GIVEN INSTRUCTION —
Strip the pictures and reproduce the rest of the listing exactly.

[Dataset items]
____

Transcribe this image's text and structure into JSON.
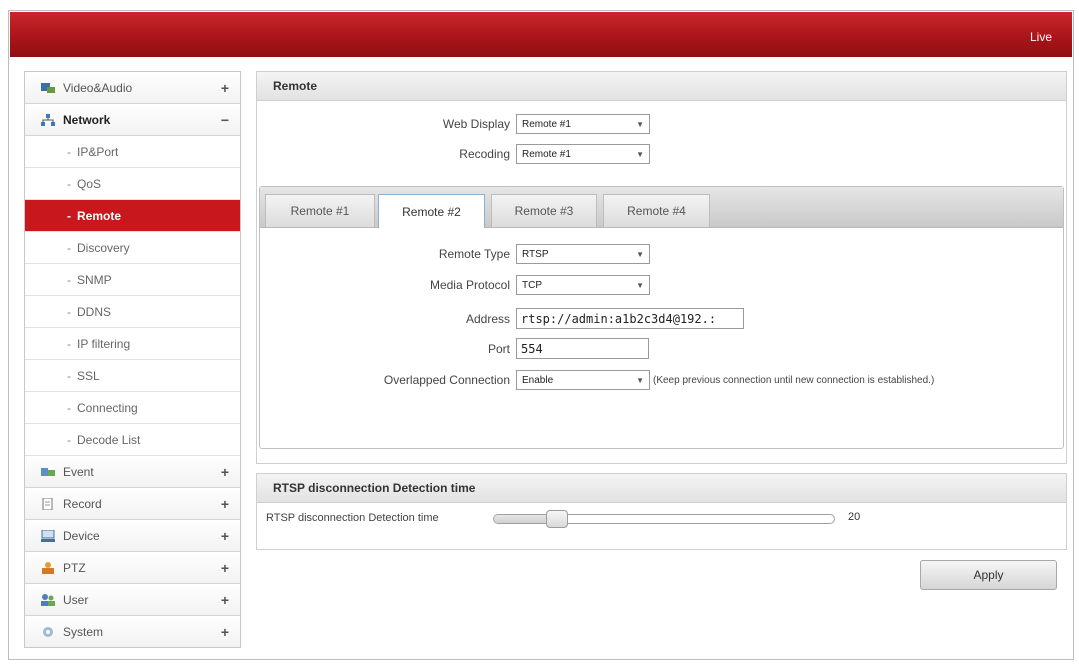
{
  "header": {
    "live_label": "Live",
    "accent": "#c8181e"
  },
  "sidebar": {
    "items": [
      {
        "label": "Video&Audio",
        "icon": "video-audio-icon",
        "toggle": "+"
      },
      {
        "label": "Network",
        "icon": "network-icon",
        "toggle": "−"
      },
      {
        "label": "Event",
        "icon": "event-icon",
        "toggle": "+"
      },
      {
        "label": "Record",
        "icon": "record-icon",
        "toggle": "+"
      },
      {
        "label": "Device",
        "icon": "device-icon",
        "toggle": "+"
      },
      {
        "label": "PTZ",
        "icon": "ptz-icon",
        "toggle": "+"
      },
      {
        "label": "User",
        "icon": "user-icon",
        "toggle": "+"
      },
      {
        "label": "System",
        "icon": "system-icon",
        "toggle": "+"
      }
    ],
    "network_sub": [
      "IP&Port",
      "QoS",
      "Remote",
      "Discovery",
      "SNMP",
      "DDNS",
      "IP filtering",
      "SSL",
      "Connecting",
      "Decode List"
    ],
    "bullet": "-"
  },
  "remote": {
    "title": "Remote",
    "web_display_label": "Web Display",
    "web_display_value": "Remote #1",
    "recording_label": "Recoding",
    "recording_value": "Remote #1",
    "tabs": [
      "Remote #1",
      "Remote #2",
      "Remote #3",
      "Remote #4"
    ],
    "active_tab": "Remote #2",
    "remote_type_label": "Remote Type",
    "remote_type_value": "RTSP",
    "media_protocol_label": "Media Protocol",
    "media_protocol_value": "TCP",
    "address_label": "Address",
    "address_value": "rtsp://admin:a1b2c3d4@192.:",
    "port_label": "Port",
    "port_value": "554",
    "overlapped_label": "Overlapped Connection",
    "overlapped_value": "Enable",
    "overlapped_note": "(Keep previous connection until new connection is established.)"
  },
  "rtsp": {
    "title": "RTSP disconnection Detection time",
    "slider_label": "RTSP disconnection Detection time",
    "slider_value": "20",
    "slider_fraction": 0.17
  },
  "apply_label": "Apply"
}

____

EXERCISE OUTPUT —
Transcribe this image's text and structure into JSON.
{
  "header": {
    "live_label": "Live",
    "accent": "#c8181e"
  },
  "sidebar": {
    "items": [
      {
        "label": "Video&Audio",
        "icon": "video-audio-icon",
        "toggle": "+"
      },
      {
        "label": "Network",
        "icon": "network-icon",
        "toggle": "−"
      },
      {
        "label": "Event",
        "icon": "event-icon",
        "toggle": "+"
      },
      {
        "label": "Record",
        "icon": "record-icon",
        "toggle": "+"
      },
      {
        "label": "Device",
        "icon": "device-icon",
        "toggle": "+"
      },
      {
        "label": "PTZ",
        "icon": "ptz-icon",
        "toggle": "+"
      },
      {
        "label": "User",
        "icon": "user-icon",
        "toggle": "+"
      },
      {
        "label": "System",
        "icon": "system-icon",
        "toggle": "+"
      }
    ],
    "network_sub": [
      "IP&Port",
      "QoS",
      "Remote",
      "Discovery",
      "SNMP",
      "DDNS",
      "IP filtering",
      "SSL",
      "Connecting",
      "Decode List"
    ],
    "bullet": "-"
  },
  "remote": {
    "title": "Remote",
    "web_display_label": "Web Display",
    "web_display_value": "Remote #1",
    "recording_label": "Recoding",
    "recording_value": "Remote #1",
    "tabs": [
      "Remote #1",
      "Remote #2",
      "Remote #3",
      "Remote #4"
    ],
    "active_tab": "Remote #2",
    "remote_type_label": "Remote Type",
    "remote_type_value": "RTSP",
    "media_protocol_label": "Media Protocol",
    "media_protocol_value": "TCP",
    "address_label": "Address",
    "address_value": "rtsp://admin:a1b2c3d4@192.:",
    "port_label": "Port",
    "port_value": "554",
    "overlapped_label": "Overlapped Connection",
    "overlapped_value": "Enable",
    "overlapped_note": "(Keep previous connection until new connection is established.)"
  },
  "rtsp": {
    "title": "RTSP disconnection Detection time",
    "slider_label": "RTSP disconnection Detection time",
    "slider_value": "20",
    "slider_fraction": 0.17
  },
  "apply_label": "Apply"
}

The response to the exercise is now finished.